* _EXERCISE_
Reproduce all of the data below without alteration; exclude every picture.

------------------------------

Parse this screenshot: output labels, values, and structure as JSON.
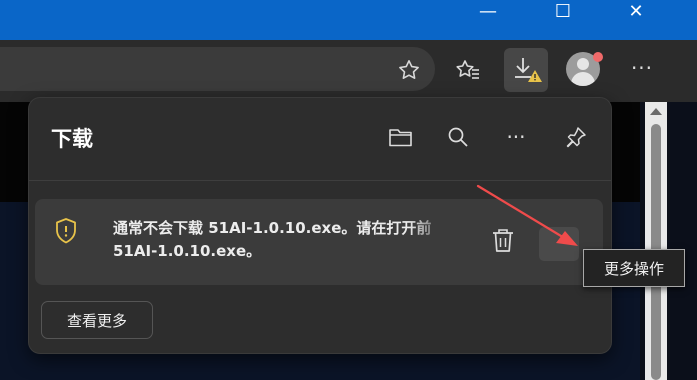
{
  "window": {
    "minimize_glyph": "—",
    "maximize_glyph": "☐",
    "close_glyph": "✕"
  },
  "toolbar": {
    "icons": [
      "star-icon",
      "favorites-icon",
      "downloads-warning-icon",
      "profile-avatar",
      "more-icon"
    ],
    "more_glyph": "···"
  },
  "downloads": {
    "title": "下载",
    "header_icons": [
      "open-folder-icon",
      "search-icon",
      "more-options-icon",
      "pin-icon"
    ],
    "header_more_glyph": "···",
    "item": {
      "line1": "通常不会下载 51AI-1.0.10.exe。请在打开前",
      "line2": "51AI-1.0.10.exe。",
      "status_icon": "shield-warning-icon"
    },
    "see_more": "查看更多",
    "tooltip": "更多操作"
  },
  "colors": {
    "titlebar": "#0a66c8",
    "warning": "#e8c34a",
    "annotation_arrow": "#ef4b4b"
  }
}
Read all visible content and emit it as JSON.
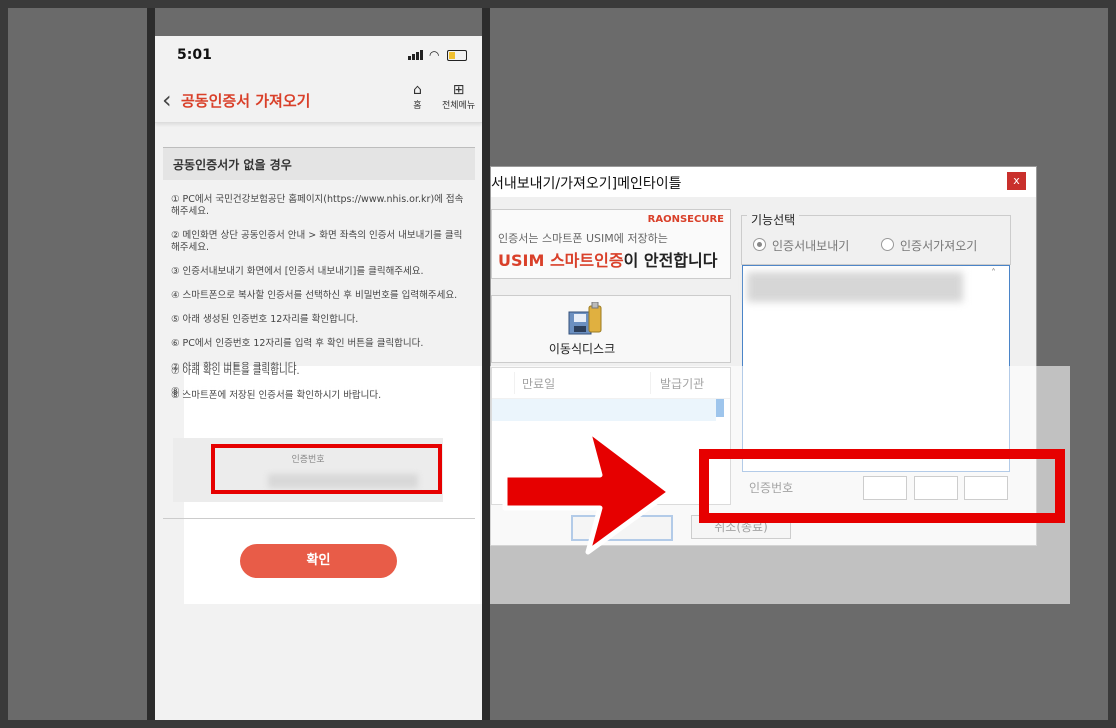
{
  "phone": {
    "status": {
      "time": "5:01"
    },
    "header": {
      "title": "공동인증서 가져오기",
      "home_label": "홈",
      "menu_label": "전체메뉴"
    },
    "section_title": "공동인증서가 없을 경우",
    "steps": [
      "① PC에서 국민건강보험공단 홈페이지(https://www.nhis.or.kr)에 접속해주세요.",
      "② 메인화면 상단 공동인증서 안내 > 화면 좌측의 인증서 내보내기를 클릭해주세요.",
      "③ 인증서내보내기 화면에서 [인증서 내보내기]를 클릭해주세요.",
      "④ 스마트폰으로 복사할 인증서를 선택하신 후 비밀번호를 입력해주세요.",
      "⑤ 아래 생성된 인증번호 12자리를 확인합니다.",
      "⑥ PC에서 인증번호 12자리를 입력 후 확인 버튼을 클릭합니다.",
      "⑦ 아래 확인 버튼을 클릭합니다.",
      "⑧ 스마트폰에 저장된 인증서를 확인하시기 바랍니다."
    ],
    "code_label": "인증번호",
    "code_value": "0000-0000-0000",
    "confirm_label": "확인"
  },
  "dialog": {
    "title": "서내보내기/가져오기]메인타이틀",
    "close_label": "x",
    "banner": {
      "brand": "RAONSECURE",
      "subtitle": "인증서는 스마트폰 USIM에 저장하는",
      "headline_highlight": "USIM 스마트인증",
      "headline_rest": "이 안전합니다"
    },
    "disk_label": "이동식디스크",
    "list_columns": [
      "만료일",
      "발급기관"
    ],
    "function_group": {
      "legend": "기능선택",
      "options": [
        {
          "label": "인증서내보내기",
          "selected": true
        },
        {
          "label": "인증서가져오기",
          "selected": false
        }
      ]
    },
    "code_label": "인증번호",
    "buttons": {
      "ok": "",
      "cancel": "취소(종료)"
    }
  },
  "colors": {
    "accent_red": "#e60000",
    "title_red": "#d9402a",
    "confirm_button": "#e85c48",
    "selection_blue": "#1a75d2"
  },
  "icons": [
    "back-chevron-icon",
    "home-icon",
    "grid-menu-icon",
    "signal-icon",
    "wifi-icon",
    "battery-icon",
    "close-icon",
    "removable-disk-icon",
    "arrow-right-icon"
  ]
}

------------------------------

* _REPLY_
Parse this screenshot: output labels, values, and structure as JSON.
{
  "window": {
    "minimize_glyph": "—",
    "maximize_glyph": "☐",
    "close_glyph": "✕"
  },
  "toolbar": {
    "icons": [
      "star-icon",
      "favorites-icon",
      "downloads-warning-icon",
      "profile-avatar",
      "more-icon"
    ],
    "more_glyph": "···"
  },
  "downloads": {
    "title": "下载",
    "header_icons": [
      "open-folder-icon",
      "search-icon",
      "more-options-icon",
      "pin-icon"
    ],
    "header_more_glyph": "···",
    "item": {
      "line1": "通常不会下载 51AI-1.0.10.exe。请在打开前",
      "line2": "51AI-1.0.10.exe。",
      "status_icon": "shield-warning-icon"
    },
    "see_more": "查看更多",
    "tooltip": "更多操作"
  },
  "colors": {
    "titlebar": "#0a66c8",
    "warning": "#e8c34a",
    "annotation_arrow": "#ef4b4b"
  }
}
Read all visible content and emit it as JSON.
{
  "phone": {
    "status": {
      "time": "5:01"
    },
    "header": {
      "title": "공동인증서 가져오기",
      "home_label": "홈",
      "menu_label": "전체메뉴"
    },
    "section_title": "공동인증서가 없을 경우",
    "steps": [
      "① PC에서 국민건강보험공단 홈페이지(https://www.nhis.or.kr)에 접속해주세요.",
      "② 메인화면 상단 공동인증서 안내 > 화면 좌측의 인증서 내보내기를 클릭해주세요.",
      "③ 인증서내보내기 화면에서 [인증서 내보내기]를 클릭해주세요.",
      "④ 스마트폰으로 복사할 인증서를 선택하신 후 비밀번호를 입력해주세요.",
      "⑤ 아래 생성된 인증번호 12자리를 확인합니다.",
      "⑥ PC에서 인증번호 12자리를 입력 후 확인 버튼을 클릭합니다.",
      "⑦ 아래 확인 버튼을 클릭합니다.",
      "⑧ 스마트폰에 저장된 인증서를 확인하시기 바랍니다."
    ],
    "code_label": "인증번호",
    "code_value": "0000-0000-0000",
    "confirm_label": "확인"
  },
  "dialog": {
    "title": "서내보내기/가져오기]메인타이틀",
    "close_label": "x",
    "banner": {
      "brand": "RAONSECURE",
      "subtitle": "인증서는 스마트폰 USIM에 저장하는",
      "headline_highlight": "USIM 스마트인증",
      "headline_rest": "이 안전합니다"
    },
    "disk_label": "이동식디스크",
    "list_columns": [
      "만료일",
      "발급기관"
    ],
    "function_group": {
      "legend": "기능선택",
      "options": [
        {
          "label": "인증서내보내기",
          "selected": true
        },
        {
          "label": "인증서가져오기",
          "selected": false
        }
      ]
    },
    "code_label": "인증번호",
    "buttons": {
      "ok": "",
      "cancel": "취소(종료)"
    }
  },
  "colors": {
    "accent_red": "#e60000",
    "title_red": "#d9402a",
    "confirm_button": "#e85c48",
    "selection_blue": "#1a75d2"
  },
  "icons": [
    "back-chevron-icon",
    "home-icon",
    "grid-menu-icon",
    "signal-icon",
    "wifi-icon",
    "battery-icon",
    "close-icon",
    "removable-disk-icon",
    "arrow-right-icon"
  ]
}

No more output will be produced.